## WORK TO BE COMPLETED
All of the data below must be repeated exactly.

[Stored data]
+++
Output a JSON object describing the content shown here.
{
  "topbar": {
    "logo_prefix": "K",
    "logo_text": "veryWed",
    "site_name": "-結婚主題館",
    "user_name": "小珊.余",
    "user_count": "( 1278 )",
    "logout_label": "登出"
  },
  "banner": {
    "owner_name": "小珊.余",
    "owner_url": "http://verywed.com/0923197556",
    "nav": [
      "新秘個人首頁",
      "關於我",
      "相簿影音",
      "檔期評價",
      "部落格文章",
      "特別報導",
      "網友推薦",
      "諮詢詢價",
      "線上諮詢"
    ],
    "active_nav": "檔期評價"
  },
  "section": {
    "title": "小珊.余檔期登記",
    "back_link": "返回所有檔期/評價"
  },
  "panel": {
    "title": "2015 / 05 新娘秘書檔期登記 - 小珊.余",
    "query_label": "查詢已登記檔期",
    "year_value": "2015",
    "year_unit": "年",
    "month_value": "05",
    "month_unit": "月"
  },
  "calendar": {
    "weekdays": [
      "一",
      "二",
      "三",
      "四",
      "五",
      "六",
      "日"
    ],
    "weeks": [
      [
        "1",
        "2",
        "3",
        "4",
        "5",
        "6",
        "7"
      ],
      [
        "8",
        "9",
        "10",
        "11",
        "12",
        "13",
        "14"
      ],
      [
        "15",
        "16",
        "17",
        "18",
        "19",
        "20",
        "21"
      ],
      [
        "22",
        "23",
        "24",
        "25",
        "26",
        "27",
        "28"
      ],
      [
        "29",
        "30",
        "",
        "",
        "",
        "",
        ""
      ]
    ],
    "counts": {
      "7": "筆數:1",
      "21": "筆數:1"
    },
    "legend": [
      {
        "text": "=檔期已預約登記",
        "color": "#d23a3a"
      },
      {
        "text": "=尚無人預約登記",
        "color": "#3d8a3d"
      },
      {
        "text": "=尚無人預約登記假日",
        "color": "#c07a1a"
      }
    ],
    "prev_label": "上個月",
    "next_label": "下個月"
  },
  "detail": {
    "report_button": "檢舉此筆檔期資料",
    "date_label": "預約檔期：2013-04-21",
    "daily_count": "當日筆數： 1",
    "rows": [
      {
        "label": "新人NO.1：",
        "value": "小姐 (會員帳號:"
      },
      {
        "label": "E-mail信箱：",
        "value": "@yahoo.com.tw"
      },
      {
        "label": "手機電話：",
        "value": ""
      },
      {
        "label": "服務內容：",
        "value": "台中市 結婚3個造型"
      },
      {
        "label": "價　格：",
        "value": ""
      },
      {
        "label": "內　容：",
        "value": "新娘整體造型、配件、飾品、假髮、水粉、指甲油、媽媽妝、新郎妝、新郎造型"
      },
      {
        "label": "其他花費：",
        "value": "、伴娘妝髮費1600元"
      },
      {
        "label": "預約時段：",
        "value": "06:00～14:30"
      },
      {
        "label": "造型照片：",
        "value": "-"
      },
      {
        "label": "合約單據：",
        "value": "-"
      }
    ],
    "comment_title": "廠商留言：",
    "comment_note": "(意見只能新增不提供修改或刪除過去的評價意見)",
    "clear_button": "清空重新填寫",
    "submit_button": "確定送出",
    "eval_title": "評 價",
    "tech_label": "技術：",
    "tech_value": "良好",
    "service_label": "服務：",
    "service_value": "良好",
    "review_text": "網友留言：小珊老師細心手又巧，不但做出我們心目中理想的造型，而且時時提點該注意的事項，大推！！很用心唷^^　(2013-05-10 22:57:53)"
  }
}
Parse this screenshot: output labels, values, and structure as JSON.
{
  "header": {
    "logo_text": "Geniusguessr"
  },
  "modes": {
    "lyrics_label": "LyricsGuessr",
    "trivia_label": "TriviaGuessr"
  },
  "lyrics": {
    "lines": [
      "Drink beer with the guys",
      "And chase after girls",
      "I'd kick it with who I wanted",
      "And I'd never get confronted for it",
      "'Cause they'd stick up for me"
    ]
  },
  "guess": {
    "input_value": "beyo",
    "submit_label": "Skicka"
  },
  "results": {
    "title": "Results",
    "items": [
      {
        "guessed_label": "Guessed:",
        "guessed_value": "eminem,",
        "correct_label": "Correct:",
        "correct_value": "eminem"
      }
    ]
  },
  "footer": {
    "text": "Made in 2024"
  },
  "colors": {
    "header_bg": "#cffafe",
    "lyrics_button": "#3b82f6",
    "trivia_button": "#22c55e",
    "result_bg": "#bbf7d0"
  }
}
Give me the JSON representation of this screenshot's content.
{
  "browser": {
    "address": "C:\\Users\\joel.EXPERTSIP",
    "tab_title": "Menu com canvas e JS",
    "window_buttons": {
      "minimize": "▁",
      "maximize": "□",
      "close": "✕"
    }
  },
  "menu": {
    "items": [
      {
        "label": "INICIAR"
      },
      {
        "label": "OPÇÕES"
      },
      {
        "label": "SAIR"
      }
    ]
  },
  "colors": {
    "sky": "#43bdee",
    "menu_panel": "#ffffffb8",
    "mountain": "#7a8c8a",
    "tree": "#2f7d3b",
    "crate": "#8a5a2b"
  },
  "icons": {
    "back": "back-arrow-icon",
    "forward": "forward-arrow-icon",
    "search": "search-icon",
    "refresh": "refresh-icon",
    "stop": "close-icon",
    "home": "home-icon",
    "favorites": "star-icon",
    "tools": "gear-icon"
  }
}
+++
## TASK SOLUTION
Output a JSON object describing the content shown here.
{
  "topbar": {
    "logo_prefix": "K",
    "logo_text": "veryWed",
    "site_name": "-結婚主題館",
    "user_name": "小珊.余",
    "user_count": "( 1278 )",
    "logout_label": "登出"
  },
  "banner": {
    "owner_name": "小珊.余",
    "owner_url": "http://verywed.com/0923197556",
    "nav": [
      "新秘個人首頁",
      "關於我",
      "相簿影音",
      "檔期評價",
      "部落格文章",
      "特別報導",
      "網友推薦",
      "諮詢詢價",
      "線上諮詢"
    ],
    "active_nav": "檔期評價"
  },
  "section": {
    "title": "小珊.余檔期登記",
    "back_link": "返回所有檔期/評價"
  },
  "panel": {
    "title": "2015 / 05 新娘秘書檔期登記 - 小珊.余",
    "query_label": "查詢已登記檔期",
    "year_value": "2015",
    "year_unit": "年",
    "month_value": "05",
    "month_unit": "月"
  },
  "calendar": {
    "weekdays": [
      "一",
      "二",
      "三",
      "四",
      "五",
      "六",
      "日"
    ],
    "weeks": [
      [
        "1",
        "2",
        "3",
        "4",
        "5",
        "6",
        "7"
      ],
      [
        "8",
        "9",
        "10",
        "11",
        "12",
        "13",
        "14"
      ],
      [
        "15",
        "16",
        "17",
        "18",
        "19",
        "20",
        "21"
      ],
      [
        "22",
        "23",
        "24",
        "25",
        "26",
        "27",
        "28"
      ],
      [
        "29",
        "30",
        "",
        "",
        "",
        "",
        ""
      ]
    ],
    "counts": {
      "7": "筆數:1",
      "21": "筆數:1"
    },
    "legend": [
      {
        "text": "=檔期已預約登記",
        "color": "#d23a3a"
      },
      {
        "text": "=尚無人預約登記",
        "color": "#3d8a3d"
      },
      {
        "text": "=尚無人預約登記假日",
        "color": "#c07a1a"
      }
    ],
    "prev_label": "上個月",
    "next_label": "下個月"
  },
  "detail": {
    "report_button": "檢舉此筆檔期資料",
    "date_label": "預約檔期：2013-04-21",
    "daily_count": "當日筆數： 1",
    "rows": [
      {
        "label": "新人NO.1：",
        "value": "小姐 (會員帳號:"
      },
      {
        "label": "E-mail信箱：",
        "value": "@yahoo.com.tw"
      },
      {
        "label": "手機電話：",
        "value": ""
      },
      {
        "label": "服務內容：",
        "value": "台中市 結婚3個造型"
      },
      {
        "label": "價　格：",
        "value": ""
      },
      {
        "label": "內　容：",
        "value": "新娘整體造型、配件、飾品、假髮、水粉、指甲油、媽媽妝、新郎妝、新郎造型"
      },
      {
        "label": "其他花費：",
        "value": "、伴娘妝髮費1600元"
      },
      {
        "label": "預約時段：",
        "value": "06:00～14:30"
      },
      {
        "label": "造型照片：",
        "value": "-"
      },
      {
        "label": "合約單據：",
        "value": "-"
      }
    ],
    "comment_title": "廠商留言：",
    "comment_note": "(意見只能新增不提供修改或刪除過去的評價意見)",
    "clear_button": "清空重新填寫",
    "submit_button": "確定送出",
    "eval_title": "評 價",
    "tech_label": "技術：",
    "tech_value": "良好",
    "service_label": "服務：",
    "service_value": "良好",
    "review_text": "網友留言：小珊老師細心手又巧，不但做出我們心目中理想的造型，而且時時提點該注意的事項，大推！！很用心唷^^　(2013-05-10 22:57:53)"
  }
}
Parse this screenshot: output labels, values, and structure as JSON.
{
  "header": {
    "logo_text": "Geniusguessr"
  },
  "modes": {
    "lyrics_label": "LyricsGuessr",
    "trivia_label": "TriviaGuessr"
  },
  "lyrics": {
    "lines": [
      "Drink beer with the guys",
      "And chase after girls",
      "I'd kick it with who I wanted",
      "And I'd never get confronted for it",
      "'Cause they'd stick up for me"
    ]
  },
  "guess": {
    "input_value": "beyo",
    "submit_label": "Skicka"
  },
  "results": {
    "title": "Results",
    "items": [
      {
        "guessed_label": "Guessed:",
        "guessed_value": "eminem,",
        "correct_label": "Correct:",
        "correct_value": "eminem"
      }
    ]
  },
  "footer": {
    "text": "Made in 2024"
  },
  "colors": {
    "header_bg": "#cffafe",
    "lyrics_button": "#3b82f6",
    "trivia_button": "#22c55e",
    "result_bg": "#bbf7d0"
  }
}
Give me the JSON representation of this screenshot's content.
{
  "browser": {
    "address": "C:\\Users\\joel.EXPERTSIP",
    "tab_title": "Menu com canvas e JS",
    "window_buttons": {
      "minimize": "▁",
      "maximize": "□",
      "close": "✕"
    }
  },
  "menu": {
    "items": [
      {
        "label": "INICIAR"
      },
      {
        "label": "OPÇÕES"
      },
      {
        "label": "SAIR"
      }
    ]
  },
  "colors": {
    "sky": "#43bdee",
    "menu_panel": "#ffffffb8",
    "mountain": "#7a8c8a",
    "tree": "#2f7d3b",
    "crate": "#8a5a2b"
  },
  "icons": {
    "back": "back-arrow-icon",
    "forward": "forward-arrow-icon",
    "search": "search-icon",
    "refresh": "refresh-icon",
    "stop": "close-icon",
    "home": "home-icon",
    "favorites": "star-icon",
    "tools": "gear-icon"
  }
}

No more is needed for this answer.